AIM OF THE TASK:
Starting at the line containing "my-bargain-entry[interactable]: NEW 我的砍价" and stopping after the line containing "pending-points-value: 0 xyxy=(310,23,324,48)", rewrite those lines with "divider" replaced by "separator" and everything else left the same.

(Stored entries)
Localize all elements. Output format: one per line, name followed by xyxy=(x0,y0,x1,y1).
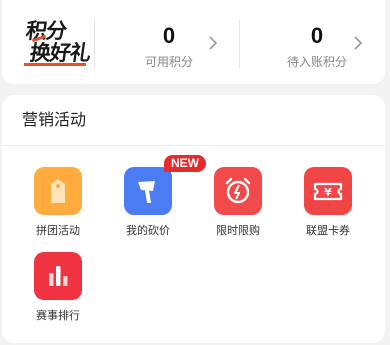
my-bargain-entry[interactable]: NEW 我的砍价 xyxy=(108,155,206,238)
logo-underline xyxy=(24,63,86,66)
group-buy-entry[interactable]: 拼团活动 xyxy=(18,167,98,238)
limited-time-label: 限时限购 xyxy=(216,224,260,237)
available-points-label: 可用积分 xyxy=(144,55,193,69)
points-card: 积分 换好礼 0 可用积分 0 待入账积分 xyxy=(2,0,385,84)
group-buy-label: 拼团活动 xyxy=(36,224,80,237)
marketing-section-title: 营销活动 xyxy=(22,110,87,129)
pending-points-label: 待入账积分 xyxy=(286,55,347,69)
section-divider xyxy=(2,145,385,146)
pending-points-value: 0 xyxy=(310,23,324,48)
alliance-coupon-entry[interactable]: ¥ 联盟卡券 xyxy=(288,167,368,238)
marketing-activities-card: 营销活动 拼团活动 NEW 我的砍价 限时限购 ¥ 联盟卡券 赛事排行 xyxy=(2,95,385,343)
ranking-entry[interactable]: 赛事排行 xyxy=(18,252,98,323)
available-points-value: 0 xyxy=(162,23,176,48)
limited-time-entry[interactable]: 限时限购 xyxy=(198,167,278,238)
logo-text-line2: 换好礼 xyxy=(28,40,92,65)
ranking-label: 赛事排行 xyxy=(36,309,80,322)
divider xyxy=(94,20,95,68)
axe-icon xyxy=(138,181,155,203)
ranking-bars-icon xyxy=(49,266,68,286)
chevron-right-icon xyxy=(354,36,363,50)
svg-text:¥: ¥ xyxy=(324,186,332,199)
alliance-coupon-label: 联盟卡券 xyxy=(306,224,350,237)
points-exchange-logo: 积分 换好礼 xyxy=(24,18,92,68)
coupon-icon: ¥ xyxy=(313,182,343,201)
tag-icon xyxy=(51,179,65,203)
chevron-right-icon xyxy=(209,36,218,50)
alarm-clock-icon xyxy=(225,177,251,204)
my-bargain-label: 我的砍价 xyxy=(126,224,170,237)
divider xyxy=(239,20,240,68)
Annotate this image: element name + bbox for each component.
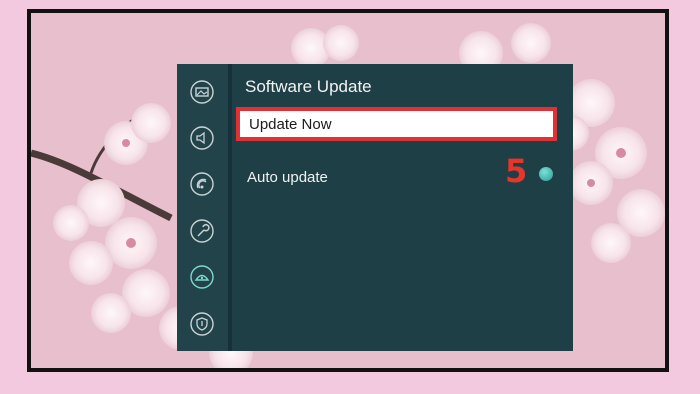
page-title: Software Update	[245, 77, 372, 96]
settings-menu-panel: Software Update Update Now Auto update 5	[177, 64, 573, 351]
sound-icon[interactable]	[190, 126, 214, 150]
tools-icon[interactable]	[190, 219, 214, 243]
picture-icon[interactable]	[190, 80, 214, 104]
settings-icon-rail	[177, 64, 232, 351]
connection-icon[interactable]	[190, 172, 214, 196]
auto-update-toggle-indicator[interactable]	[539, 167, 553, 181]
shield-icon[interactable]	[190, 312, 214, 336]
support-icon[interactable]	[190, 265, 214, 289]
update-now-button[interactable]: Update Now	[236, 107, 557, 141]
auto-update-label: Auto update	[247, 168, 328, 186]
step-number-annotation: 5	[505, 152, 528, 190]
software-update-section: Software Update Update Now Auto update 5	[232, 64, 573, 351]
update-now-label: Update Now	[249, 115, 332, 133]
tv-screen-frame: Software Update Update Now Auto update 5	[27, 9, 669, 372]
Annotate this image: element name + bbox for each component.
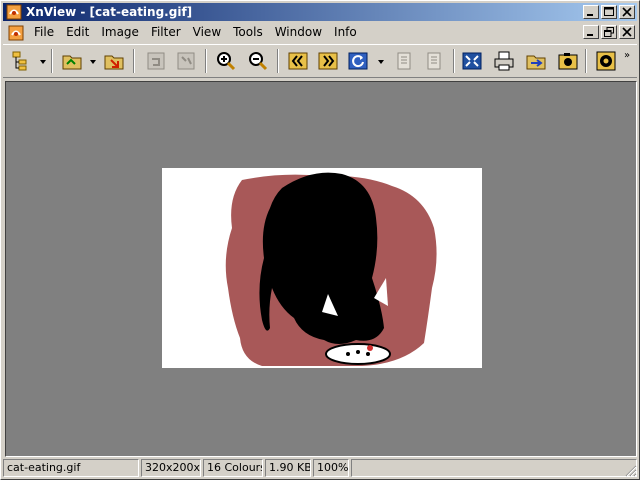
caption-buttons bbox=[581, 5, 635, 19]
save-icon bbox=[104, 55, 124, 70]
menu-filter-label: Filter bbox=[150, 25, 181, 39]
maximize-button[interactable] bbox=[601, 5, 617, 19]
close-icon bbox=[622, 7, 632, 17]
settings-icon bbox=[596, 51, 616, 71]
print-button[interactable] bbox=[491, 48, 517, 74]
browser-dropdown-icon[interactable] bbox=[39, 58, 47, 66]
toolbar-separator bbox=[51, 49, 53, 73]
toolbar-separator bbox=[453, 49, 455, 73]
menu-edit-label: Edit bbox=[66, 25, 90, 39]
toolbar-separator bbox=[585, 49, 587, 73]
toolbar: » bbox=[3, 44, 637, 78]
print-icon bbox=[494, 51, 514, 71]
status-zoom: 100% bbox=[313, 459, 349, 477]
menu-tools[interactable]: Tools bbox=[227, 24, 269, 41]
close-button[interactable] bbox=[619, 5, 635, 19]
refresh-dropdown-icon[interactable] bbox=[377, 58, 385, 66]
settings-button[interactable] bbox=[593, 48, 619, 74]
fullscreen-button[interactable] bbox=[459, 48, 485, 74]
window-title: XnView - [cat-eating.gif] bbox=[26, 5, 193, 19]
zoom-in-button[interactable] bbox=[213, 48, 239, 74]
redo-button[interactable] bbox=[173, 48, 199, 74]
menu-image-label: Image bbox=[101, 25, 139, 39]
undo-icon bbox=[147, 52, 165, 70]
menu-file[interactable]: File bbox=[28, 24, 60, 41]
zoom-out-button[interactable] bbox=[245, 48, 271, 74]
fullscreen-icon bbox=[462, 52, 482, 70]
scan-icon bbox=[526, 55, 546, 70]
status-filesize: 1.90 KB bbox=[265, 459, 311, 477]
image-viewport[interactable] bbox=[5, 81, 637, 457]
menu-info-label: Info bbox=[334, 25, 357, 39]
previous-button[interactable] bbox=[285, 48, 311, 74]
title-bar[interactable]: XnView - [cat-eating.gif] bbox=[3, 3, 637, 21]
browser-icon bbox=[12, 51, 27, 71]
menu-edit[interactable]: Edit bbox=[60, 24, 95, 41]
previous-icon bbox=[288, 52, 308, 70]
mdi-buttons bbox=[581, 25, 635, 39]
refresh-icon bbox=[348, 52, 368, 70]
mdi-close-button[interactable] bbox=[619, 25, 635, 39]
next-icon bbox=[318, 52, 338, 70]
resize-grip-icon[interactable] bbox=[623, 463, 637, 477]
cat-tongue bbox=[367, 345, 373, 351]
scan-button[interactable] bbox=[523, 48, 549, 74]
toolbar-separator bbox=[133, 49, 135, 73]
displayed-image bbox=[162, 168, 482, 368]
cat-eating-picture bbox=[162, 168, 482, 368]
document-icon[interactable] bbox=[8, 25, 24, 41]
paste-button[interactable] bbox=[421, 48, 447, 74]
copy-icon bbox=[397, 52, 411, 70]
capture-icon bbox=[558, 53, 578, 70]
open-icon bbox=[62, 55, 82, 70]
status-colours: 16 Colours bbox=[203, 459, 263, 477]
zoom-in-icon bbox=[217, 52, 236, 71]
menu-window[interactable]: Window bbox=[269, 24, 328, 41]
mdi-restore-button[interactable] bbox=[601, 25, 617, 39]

SOLUTION FOR THIS TASK:
my-bargain-entry[interactable]: NEW 我的砍价 xyxy=(108,155,206,238)
logo-underline xyxy=(24,63,86,66)
group-buy-entry[interactable]: 拼团活动 xyxy=(18,167,98,238)
limited-time-label: 限时限购 xyxy=(216,224,260,237)
available-points-label: 可用积分 xyxy=(144,55,193,69)
points-card: 积分 换好礼 0 可用积分 0 待入账积分 xyxy=(2,0,385,84)
group-buy-label: 拼团活动 xyxy=(36,224,80,237)
marketing-section-title: 营销活动 xyxy=(22,110,87,129)
pending-points-label: 待入账积分 xyxy=(286,55,347,69)
section-separator xyxy=(2,145,385,146)
pending-points-value: 0 xyxy=(310,23,324,48)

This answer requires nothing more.